# [Task goal]
Reply with the count of lines holding "alimentaria", nothing more.

· · · ·

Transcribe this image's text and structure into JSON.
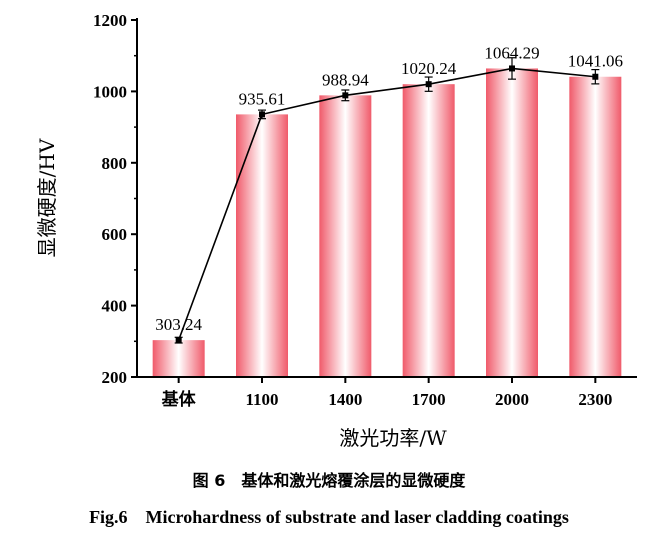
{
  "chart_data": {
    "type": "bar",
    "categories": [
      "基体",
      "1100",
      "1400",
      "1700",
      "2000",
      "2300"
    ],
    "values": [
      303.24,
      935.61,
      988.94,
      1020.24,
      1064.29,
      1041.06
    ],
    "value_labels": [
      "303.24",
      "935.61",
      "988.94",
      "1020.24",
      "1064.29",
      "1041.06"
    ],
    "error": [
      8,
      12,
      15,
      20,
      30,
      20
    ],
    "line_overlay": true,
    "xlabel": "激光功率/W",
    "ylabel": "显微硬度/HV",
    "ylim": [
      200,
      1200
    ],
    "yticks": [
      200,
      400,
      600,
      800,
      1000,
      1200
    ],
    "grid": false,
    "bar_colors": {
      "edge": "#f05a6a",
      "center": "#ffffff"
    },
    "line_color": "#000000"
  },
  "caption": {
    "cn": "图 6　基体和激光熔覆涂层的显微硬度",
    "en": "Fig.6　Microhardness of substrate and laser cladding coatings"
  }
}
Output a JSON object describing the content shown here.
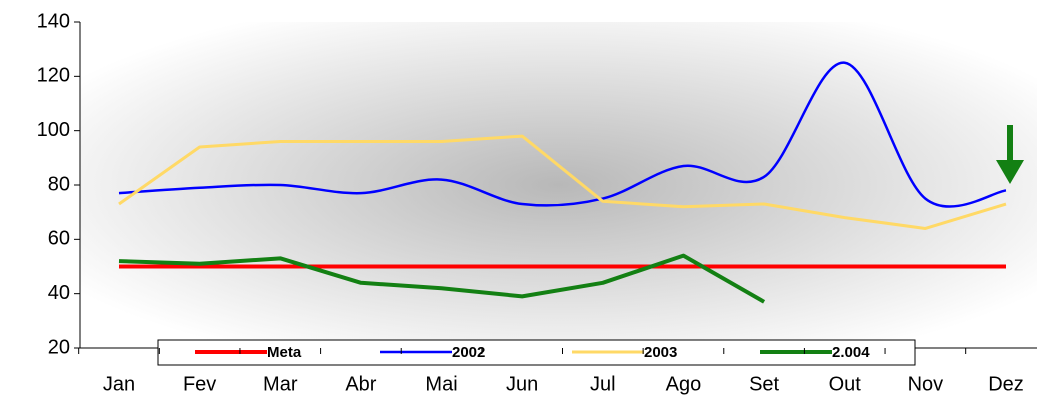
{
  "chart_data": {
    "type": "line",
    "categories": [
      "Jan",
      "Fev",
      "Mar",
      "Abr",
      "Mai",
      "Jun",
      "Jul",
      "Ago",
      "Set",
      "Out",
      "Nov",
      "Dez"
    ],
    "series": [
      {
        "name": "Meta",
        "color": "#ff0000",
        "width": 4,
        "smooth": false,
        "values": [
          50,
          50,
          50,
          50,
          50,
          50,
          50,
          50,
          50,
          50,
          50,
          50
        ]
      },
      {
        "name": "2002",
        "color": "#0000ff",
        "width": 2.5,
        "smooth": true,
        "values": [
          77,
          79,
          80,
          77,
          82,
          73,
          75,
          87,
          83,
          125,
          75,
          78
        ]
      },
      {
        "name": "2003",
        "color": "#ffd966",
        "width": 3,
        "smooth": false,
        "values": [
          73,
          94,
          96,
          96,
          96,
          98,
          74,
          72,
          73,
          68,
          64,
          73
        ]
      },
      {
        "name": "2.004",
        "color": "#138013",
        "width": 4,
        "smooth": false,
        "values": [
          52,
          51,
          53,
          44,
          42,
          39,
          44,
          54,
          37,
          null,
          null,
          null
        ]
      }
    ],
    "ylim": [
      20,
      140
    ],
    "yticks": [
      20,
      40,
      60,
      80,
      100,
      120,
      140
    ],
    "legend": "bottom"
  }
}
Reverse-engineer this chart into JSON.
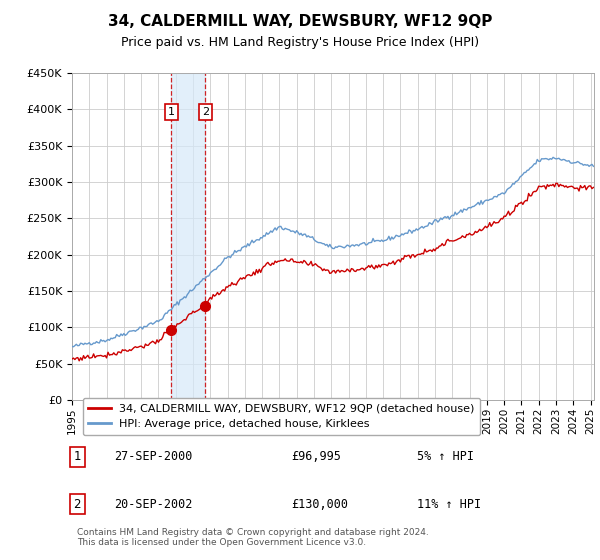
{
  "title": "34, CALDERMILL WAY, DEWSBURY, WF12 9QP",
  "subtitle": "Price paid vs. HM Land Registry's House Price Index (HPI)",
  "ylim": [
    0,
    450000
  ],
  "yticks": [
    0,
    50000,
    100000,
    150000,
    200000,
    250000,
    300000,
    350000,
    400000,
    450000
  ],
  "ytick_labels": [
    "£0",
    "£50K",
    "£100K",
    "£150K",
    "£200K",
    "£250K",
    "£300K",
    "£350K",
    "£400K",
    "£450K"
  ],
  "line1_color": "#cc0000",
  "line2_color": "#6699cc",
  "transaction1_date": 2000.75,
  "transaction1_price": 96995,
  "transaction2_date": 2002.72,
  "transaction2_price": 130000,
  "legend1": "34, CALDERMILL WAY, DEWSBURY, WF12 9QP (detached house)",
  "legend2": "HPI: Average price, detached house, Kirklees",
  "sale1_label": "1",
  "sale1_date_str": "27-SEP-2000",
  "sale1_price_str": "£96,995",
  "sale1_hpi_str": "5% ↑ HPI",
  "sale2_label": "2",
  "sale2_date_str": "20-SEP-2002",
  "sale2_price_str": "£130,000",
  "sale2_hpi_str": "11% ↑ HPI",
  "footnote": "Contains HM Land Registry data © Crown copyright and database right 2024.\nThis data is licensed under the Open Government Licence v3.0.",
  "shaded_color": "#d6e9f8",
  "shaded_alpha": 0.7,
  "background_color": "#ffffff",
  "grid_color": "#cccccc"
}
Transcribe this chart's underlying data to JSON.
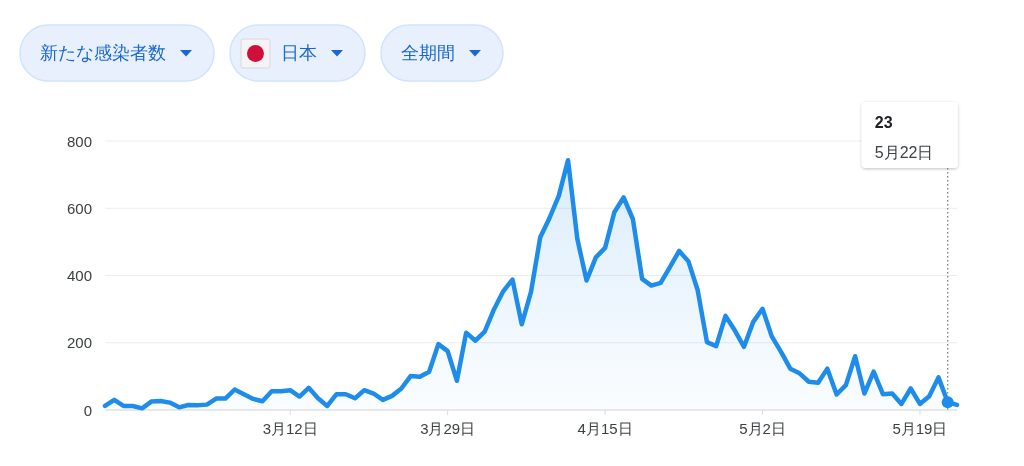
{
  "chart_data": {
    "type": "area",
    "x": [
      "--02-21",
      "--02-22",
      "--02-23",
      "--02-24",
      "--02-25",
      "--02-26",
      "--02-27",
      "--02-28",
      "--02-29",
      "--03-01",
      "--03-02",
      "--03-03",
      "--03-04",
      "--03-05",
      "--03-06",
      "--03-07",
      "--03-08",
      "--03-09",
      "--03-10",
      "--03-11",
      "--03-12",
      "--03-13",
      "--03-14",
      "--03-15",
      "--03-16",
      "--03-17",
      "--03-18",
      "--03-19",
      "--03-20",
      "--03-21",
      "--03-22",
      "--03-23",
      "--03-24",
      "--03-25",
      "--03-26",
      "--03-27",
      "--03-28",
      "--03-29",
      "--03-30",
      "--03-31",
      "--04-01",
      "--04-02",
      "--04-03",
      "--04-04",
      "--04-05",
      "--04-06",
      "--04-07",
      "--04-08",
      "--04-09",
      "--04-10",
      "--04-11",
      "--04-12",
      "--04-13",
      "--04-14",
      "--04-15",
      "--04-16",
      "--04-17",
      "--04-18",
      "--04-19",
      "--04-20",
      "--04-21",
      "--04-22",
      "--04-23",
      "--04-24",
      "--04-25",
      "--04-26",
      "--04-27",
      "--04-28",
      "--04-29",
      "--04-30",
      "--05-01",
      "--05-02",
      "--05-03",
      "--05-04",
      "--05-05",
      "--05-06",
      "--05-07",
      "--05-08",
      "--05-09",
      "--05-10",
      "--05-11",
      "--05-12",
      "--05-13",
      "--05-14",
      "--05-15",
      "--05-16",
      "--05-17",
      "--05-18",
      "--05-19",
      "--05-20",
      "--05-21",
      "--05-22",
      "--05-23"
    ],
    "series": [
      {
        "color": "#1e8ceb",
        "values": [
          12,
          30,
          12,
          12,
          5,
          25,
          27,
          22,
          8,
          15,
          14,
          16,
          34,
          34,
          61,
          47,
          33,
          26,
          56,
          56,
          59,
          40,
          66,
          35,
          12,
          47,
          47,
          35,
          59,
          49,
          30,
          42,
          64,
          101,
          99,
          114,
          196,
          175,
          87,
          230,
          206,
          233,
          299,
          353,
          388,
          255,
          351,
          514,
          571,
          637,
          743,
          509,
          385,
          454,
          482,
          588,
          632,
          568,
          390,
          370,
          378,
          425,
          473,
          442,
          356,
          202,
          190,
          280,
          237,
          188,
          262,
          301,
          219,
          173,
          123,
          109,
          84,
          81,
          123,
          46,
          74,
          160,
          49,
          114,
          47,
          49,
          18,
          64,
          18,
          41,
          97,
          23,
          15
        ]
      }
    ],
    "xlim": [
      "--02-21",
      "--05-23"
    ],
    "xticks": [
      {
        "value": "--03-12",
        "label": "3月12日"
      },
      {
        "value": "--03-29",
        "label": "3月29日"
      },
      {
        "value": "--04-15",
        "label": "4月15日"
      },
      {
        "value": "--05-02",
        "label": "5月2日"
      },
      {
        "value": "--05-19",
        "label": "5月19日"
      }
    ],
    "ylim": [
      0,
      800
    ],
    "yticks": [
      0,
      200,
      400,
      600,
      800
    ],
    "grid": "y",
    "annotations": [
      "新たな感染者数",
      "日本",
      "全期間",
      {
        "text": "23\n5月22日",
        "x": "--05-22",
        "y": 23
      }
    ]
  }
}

· · · ·

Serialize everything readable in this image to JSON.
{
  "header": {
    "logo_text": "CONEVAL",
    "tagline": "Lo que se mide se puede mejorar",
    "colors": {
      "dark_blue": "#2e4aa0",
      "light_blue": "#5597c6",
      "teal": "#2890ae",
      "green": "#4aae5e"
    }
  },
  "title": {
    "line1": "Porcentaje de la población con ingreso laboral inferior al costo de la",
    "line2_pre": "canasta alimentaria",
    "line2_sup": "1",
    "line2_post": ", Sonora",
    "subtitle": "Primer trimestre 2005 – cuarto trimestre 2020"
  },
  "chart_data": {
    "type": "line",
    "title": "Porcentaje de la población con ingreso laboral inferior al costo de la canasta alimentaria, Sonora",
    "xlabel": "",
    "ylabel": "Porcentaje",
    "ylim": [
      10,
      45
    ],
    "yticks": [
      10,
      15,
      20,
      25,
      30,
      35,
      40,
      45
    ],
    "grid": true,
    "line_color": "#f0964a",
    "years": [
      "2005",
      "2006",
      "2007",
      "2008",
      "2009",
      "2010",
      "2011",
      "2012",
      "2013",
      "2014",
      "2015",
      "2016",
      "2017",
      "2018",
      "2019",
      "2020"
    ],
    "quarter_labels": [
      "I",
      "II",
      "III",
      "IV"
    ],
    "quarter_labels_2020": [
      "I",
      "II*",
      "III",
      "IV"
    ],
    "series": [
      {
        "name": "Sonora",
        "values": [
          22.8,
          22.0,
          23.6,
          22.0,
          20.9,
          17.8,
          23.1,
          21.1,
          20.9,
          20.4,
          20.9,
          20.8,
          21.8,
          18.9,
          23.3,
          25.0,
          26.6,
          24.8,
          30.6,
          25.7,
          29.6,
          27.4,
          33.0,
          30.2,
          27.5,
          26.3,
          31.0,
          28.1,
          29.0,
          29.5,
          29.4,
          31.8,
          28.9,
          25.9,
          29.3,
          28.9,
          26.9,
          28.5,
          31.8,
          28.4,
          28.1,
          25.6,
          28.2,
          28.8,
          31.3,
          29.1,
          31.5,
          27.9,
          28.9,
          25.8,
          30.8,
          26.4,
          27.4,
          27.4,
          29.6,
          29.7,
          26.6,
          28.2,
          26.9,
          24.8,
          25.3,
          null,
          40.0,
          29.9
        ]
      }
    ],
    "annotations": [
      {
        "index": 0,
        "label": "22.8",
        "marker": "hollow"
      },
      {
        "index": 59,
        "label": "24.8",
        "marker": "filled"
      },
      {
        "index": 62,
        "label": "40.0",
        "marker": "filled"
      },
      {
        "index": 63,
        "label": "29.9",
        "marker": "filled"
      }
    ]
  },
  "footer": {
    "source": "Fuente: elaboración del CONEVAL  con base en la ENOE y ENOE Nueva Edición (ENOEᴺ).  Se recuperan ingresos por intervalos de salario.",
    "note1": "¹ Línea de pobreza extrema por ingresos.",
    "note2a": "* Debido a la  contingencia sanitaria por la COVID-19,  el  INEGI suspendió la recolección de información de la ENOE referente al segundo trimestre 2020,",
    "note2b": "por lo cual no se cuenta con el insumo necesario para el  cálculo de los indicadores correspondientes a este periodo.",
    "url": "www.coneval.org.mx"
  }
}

· · · ·

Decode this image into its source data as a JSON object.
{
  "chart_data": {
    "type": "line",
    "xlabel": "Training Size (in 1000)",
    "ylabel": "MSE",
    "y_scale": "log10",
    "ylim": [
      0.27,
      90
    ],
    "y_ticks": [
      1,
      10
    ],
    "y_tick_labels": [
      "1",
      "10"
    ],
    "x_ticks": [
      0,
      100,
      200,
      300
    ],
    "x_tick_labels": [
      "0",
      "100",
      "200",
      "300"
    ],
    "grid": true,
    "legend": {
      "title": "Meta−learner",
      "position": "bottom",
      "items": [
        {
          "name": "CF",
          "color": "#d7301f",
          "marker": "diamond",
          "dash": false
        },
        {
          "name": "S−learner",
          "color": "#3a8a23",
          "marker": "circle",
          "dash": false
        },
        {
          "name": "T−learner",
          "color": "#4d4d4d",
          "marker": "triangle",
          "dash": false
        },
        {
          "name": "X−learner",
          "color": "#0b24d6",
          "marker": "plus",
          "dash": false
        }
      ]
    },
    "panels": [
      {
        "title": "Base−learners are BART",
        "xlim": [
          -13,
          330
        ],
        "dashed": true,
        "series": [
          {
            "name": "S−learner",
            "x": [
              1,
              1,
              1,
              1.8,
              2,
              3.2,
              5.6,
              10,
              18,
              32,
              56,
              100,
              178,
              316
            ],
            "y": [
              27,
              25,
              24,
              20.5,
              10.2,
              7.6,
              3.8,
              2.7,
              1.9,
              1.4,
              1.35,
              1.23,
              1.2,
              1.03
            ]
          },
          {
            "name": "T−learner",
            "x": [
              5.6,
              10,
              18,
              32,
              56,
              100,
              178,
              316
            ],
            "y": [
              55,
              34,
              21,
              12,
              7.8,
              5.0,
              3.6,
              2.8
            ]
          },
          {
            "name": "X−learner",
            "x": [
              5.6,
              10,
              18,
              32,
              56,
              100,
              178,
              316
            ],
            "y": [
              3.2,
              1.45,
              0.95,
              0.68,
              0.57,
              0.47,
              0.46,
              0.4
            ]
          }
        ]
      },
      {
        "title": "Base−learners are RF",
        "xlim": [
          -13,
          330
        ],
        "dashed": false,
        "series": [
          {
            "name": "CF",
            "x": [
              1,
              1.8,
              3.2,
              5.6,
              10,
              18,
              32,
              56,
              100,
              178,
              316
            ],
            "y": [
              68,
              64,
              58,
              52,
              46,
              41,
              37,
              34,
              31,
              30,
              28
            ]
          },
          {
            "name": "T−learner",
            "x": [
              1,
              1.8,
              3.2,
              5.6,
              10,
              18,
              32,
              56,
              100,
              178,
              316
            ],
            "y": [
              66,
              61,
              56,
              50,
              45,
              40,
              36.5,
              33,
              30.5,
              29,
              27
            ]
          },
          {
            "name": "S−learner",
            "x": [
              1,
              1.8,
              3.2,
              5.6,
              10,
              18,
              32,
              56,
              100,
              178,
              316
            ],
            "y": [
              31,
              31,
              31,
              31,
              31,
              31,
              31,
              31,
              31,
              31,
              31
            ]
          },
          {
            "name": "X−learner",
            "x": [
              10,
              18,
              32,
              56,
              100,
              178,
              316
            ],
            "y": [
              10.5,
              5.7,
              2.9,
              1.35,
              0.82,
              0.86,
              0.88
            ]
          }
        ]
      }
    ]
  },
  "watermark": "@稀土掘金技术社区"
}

· · · ·

# [Written solution]
2